What is being asked: In the entries that follow, find the word "from" and report each line it is on.

-- start Task data --

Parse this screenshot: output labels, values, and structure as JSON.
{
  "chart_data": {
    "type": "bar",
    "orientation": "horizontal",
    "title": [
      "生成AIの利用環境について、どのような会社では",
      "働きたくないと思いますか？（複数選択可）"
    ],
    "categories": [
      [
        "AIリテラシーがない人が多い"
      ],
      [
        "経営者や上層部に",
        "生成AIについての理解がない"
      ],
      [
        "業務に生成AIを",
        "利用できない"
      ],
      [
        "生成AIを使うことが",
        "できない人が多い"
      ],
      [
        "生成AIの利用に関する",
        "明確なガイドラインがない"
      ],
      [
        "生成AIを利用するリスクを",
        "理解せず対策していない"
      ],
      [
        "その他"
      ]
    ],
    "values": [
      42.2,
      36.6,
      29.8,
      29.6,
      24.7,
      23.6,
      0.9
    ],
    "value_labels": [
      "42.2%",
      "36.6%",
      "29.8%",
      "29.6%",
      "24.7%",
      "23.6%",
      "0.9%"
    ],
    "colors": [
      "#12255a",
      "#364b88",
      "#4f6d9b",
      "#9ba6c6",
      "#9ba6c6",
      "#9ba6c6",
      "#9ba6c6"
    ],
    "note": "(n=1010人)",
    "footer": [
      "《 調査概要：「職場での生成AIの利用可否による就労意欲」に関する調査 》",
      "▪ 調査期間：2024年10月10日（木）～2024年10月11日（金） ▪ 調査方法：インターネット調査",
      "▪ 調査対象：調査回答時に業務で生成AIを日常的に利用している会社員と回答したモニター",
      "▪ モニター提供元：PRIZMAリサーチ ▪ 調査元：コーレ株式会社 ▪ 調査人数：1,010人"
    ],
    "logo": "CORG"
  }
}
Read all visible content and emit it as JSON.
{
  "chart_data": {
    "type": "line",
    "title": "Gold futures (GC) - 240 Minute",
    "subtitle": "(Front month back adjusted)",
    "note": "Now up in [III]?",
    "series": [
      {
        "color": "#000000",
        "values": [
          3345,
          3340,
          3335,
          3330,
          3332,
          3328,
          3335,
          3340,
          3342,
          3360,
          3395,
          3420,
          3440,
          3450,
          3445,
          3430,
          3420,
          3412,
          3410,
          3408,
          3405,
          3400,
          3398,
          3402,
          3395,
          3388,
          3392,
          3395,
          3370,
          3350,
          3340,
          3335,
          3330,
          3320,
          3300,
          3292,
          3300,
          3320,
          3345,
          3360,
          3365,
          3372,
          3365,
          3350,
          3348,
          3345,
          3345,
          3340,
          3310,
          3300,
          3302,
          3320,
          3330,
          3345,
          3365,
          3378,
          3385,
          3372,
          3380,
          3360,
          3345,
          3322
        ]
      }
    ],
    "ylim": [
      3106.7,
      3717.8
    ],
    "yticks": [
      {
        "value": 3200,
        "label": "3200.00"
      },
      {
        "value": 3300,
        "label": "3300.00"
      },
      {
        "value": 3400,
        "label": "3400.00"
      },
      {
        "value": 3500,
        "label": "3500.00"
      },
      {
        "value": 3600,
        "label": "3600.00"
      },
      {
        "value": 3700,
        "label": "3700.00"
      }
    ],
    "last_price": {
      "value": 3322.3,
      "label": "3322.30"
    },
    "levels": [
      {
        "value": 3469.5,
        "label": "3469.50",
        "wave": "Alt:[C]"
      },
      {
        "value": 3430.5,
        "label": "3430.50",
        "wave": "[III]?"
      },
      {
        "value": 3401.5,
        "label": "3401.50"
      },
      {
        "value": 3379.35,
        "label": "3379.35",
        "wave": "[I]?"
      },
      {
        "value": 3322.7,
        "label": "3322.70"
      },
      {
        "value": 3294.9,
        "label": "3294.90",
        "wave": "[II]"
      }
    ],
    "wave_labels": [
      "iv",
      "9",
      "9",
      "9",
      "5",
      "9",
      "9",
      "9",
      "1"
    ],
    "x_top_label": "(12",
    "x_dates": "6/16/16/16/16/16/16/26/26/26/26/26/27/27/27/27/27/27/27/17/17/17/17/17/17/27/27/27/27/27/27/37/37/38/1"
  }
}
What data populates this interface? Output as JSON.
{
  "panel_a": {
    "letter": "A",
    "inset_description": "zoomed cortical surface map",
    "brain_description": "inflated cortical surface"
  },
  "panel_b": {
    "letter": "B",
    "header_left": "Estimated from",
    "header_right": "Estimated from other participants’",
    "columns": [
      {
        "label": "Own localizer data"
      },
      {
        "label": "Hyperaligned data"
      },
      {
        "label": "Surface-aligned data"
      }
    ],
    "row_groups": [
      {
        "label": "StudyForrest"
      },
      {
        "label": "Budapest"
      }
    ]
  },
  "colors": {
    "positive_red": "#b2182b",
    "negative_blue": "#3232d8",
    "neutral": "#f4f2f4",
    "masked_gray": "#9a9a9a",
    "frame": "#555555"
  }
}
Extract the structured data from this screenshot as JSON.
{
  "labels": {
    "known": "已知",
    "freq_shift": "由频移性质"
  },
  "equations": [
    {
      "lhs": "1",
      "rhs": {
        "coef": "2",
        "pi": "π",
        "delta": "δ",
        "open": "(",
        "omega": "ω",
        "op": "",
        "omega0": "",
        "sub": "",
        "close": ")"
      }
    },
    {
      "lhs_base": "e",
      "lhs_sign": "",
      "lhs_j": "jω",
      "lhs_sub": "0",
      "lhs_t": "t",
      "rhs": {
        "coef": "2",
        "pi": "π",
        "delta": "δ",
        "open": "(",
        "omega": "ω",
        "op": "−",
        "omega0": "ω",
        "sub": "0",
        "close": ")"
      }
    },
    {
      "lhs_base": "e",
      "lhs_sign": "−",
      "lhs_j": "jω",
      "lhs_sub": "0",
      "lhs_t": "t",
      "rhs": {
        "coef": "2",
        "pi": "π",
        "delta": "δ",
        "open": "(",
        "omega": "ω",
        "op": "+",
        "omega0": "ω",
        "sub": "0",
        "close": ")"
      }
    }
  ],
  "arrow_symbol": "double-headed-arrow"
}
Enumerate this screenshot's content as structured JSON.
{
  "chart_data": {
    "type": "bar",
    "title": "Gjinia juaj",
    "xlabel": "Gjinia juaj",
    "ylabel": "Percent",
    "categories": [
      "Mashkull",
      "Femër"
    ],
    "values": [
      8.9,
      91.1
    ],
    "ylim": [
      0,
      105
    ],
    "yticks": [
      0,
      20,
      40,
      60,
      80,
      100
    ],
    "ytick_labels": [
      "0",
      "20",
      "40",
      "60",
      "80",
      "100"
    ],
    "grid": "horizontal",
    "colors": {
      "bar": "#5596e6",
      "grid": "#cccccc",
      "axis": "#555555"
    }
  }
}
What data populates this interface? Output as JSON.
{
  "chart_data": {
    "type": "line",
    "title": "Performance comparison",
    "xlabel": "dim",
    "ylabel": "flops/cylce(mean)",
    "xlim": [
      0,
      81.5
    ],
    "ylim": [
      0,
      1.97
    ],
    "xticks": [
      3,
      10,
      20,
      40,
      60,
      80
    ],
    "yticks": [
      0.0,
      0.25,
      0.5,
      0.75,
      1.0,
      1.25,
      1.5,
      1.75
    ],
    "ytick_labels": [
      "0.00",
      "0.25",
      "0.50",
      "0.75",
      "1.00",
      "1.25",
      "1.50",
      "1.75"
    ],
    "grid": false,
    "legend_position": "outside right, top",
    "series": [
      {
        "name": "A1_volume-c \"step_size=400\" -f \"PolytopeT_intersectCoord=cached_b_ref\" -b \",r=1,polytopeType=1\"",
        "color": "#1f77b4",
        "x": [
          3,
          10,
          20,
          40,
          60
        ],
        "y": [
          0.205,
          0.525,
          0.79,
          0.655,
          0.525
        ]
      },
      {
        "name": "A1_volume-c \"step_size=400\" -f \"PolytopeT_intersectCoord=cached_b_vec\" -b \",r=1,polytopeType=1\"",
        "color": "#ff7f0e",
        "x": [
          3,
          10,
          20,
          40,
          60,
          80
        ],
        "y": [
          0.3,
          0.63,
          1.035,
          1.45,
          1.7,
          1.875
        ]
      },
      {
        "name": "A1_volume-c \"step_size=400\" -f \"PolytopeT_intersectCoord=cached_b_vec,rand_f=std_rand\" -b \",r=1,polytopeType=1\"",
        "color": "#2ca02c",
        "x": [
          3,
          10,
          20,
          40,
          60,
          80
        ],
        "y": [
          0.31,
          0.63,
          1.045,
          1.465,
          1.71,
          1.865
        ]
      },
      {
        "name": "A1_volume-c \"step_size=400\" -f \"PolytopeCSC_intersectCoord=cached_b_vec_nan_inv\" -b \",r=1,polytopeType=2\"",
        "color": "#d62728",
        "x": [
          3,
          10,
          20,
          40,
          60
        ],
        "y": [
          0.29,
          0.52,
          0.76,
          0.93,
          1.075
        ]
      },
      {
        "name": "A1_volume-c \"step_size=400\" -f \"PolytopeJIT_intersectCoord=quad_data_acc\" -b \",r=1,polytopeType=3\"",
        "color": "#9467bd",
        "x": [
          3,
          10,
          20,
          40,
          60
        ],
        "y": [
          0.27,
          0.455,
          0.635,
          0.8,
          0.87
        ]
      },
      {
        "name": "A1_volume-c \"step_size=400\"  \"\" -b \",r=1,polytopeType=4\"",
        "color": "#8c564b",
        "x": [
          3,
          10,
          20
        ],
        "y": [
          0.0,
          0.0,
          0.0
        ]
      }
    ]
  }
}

-- end Task data --

Answer to the task:
    "header_left": "Estimated from",
    "header_right": "Estimated from other participants’",
Extract the structured data from this screenshot as JSON.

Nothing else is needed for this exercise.